(Stored data)
----
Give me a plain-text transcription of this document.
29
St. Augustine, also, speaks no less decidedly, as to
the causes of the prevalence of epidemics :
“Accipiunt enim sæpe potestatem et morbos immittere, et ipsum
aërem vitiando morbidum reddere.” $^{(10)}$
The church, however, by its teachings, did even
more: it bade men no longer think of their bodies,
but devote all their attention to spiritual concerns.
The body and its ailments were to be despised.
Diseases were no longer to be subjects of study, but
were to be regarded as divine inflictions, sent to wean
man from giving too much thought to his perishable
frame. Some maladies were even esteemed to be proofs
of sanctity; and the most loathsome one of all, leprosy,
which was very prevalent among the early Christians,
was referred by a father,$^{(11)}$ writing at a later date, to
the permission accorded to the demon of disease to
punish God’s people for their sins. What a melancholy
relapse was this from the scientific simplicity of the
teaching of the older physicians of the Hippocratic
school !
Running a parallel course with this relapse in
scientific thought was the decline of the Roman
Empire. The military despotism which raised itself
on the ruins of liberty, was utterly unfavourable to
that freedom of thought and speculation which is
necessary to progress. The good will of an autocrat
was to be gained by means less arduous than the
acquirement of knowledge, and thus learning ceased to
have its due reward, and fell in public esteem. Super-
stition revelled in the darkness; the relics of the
----
Write out every entry again exactly, please, with nothing missing.

Give me a plain-text transcription of this document.
29
St. Augustine, also, speaks no less decidedly, as to
the causes of the prevalence of epidemics :
“Accipiunt enim sæpe potestatem et morbos immittere, et ipsum
aërem vitiando morbidum reddere.” $^{(10)}$
The church, however, by its teachings, did even
more: it bade men no longer think of their bodies,
but devote all their attention to spiritual concerns.
The body and its ailments were to be despised.
Diseases were no longer to be subjects of study, but
were to be regarded as divine inflictions, sent to wean
man from giving too much thought to his perishable
frame. Some maladies were even esteemed to be proofs
of sanctity; and the most loathsome one of all, leprosy,
which was very prevalent among the early Christians,
was referred by a father,$^{(11)}$ writing at a later date, to
the permission accorded to the demon of disease to
punish God’s people for their sins. What a melancholy
relapse was this from the scientific simplicity of the
teaching of the older physicians of the Hippocratic
school !
Running a parallel course with this relapse in
scientific thought was the decline of the Roman
Empire. The military despotism which raised itself
on the ruins of liberty, was utterly unfavourable to
that freedom of thought and speculation which is
necessary to progress. The good will of an autocrat
was to be gained by means less arduous than the
acquirement of knowledge, and thus learning ceased to
have its due reward, and fell in public esteem. Super-
stition revelled in the darkness; the relics of the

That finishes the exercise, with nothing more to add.